§ YOUR OBJECTIVE
Gather all lines with the word "Height" in them.
____________________
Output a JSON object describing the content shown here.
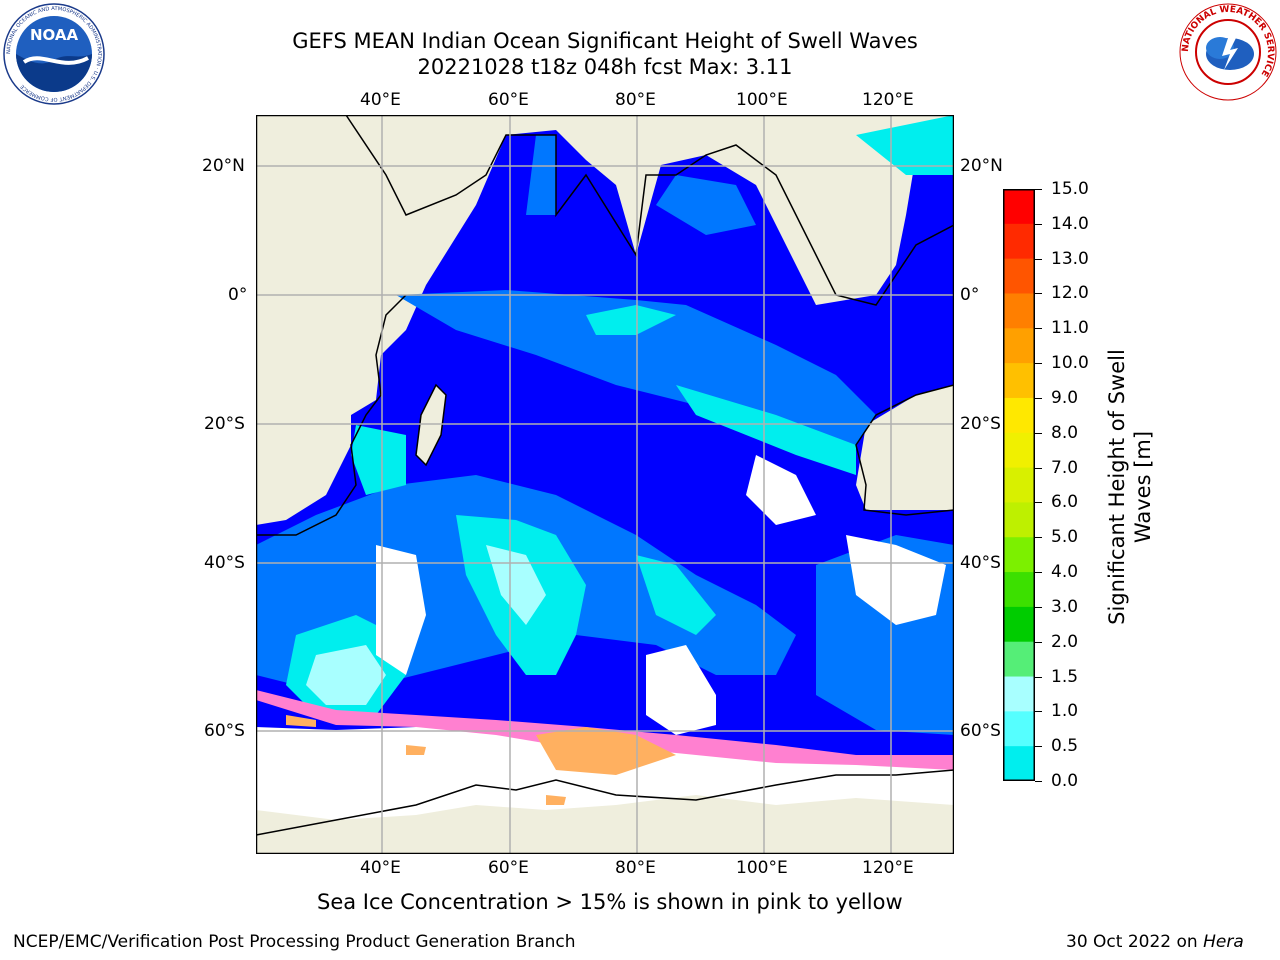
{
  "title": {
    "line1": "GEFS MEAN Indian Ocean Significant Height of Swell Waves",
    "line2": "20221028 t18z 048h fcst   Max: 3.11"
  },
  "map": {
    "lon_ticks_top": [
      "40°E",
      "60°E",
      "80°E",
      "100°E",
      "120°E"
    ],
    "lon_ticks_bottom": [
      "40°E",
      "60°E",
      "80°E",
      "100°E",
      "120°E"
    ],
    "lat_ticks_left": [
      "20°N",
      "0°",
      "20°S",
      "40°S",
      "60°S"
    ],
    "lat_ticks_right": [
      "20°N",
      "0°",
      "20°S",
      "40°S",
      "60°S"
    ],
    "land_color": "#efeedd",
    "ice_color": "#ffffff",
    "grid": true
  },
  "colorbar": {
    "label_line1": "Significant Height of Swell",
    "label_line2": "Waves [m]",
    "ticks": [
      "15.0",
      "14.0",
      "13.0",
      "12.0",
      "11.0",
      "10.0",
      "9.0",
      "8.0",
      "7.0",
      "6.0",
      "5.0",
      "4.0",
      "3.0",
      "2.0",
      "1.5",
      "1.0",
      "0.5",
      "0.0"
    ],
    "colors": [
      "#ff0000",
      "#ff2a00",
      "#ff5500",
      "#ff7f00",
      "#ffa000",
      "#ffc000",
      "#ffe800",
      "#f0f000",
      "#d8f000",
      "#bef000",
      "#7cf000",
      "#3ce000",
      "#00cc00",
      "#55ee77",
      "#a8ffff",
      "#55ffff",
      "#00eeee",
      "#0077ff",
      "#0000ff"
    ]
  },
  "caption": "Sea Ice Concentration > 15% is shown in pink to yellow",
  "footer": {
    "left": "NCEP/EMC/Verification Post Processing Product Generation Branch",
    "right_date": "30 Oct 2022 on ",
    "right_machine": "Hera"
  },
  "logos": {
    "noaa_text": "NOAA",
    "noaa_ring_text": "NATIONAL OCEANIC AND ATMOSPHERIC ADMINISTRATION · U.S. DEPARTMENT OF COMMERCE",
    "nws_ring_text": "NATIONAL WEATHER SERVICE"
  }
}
____________________
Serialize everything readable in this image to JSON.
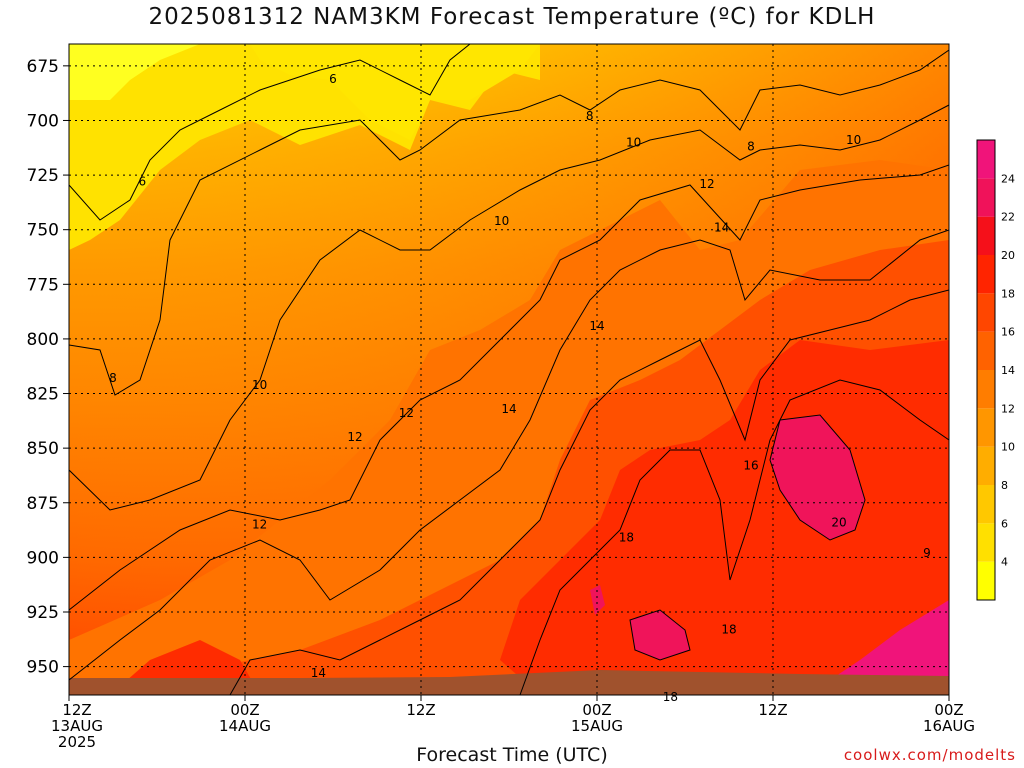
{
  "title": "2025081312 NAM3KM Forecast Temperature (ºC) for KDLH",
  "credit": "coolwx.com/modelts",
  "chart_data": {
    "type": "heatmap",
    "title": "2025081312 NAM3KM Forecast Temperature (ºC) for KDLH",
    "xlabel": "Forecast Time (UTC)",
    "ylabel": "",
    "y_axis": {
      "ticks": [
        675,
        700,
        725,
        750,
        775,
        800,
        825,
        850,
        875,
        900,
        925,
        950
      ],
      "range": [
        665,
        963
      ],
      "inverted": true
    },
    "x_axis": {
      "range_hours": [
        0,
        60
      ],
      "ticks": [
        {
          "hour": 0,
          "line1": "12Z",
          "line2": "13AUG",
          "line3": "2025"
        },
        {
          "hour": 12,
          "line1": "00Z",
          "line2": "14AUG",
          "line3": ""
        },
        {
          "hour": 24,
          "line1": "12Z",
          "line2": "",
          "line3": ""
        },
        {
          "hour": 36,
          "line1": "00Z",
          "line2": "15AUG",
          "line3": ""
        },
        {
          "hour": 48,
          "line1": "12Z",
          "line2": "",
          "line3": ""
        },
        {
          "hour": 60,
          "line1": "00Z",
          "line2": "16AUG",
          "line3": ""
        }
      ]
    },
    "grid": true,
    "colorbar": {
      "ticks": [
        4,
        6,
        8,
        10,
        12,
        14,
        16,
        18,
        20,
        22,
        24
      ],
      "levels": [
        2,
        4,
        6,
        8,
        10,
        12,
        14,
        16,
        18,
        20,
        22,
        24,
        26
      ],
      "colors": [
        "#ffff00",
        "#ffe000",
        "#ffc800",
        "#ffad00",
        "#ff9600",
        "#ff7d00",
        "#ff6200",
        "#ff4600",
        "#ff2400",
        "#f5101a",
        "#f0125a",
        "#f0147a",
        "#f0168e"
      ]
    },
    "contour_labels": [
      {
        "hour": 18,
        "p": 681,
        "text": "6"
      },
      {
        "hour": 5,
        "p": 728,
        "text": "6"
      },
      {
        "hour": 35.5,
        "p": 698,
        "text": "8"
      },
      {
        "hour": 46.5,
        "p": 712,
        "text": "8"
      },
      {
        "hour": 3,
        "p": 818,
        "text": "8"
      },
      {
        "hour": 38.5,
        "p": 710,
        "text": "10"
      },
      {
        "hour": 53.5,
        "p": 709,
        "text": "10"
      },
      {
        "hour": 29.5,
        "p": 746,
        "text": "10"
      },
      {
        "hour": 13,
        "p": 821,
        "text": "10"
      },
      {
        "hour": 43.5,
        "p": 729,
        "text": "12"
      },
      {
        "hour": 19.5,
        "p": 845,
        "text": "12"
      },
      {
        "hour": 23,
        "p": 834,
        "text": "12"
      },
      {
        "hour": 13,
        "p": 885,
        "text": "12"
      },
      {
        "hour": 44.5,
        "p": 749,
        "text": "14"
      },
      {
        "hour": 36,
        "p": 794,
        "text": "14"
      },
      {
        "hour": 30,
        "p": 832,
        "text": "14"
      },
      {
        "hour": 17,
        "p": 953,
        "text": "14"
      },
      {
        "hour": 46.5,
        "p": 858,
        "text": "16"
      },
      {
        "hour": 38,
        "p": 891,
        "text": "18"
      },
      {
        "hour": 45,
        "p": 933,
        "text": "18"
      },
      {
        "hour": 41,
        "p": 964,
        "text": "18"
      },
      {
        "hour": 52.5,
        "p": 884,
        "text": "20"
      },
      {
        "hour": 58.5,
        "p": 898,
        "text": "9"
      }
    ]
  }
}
____________________
§ RESULT
    "line1": "GEFS MEAN Indian Ocean Significant Height of Swell Waves",
    "label_line1": "Significant Height of Swell",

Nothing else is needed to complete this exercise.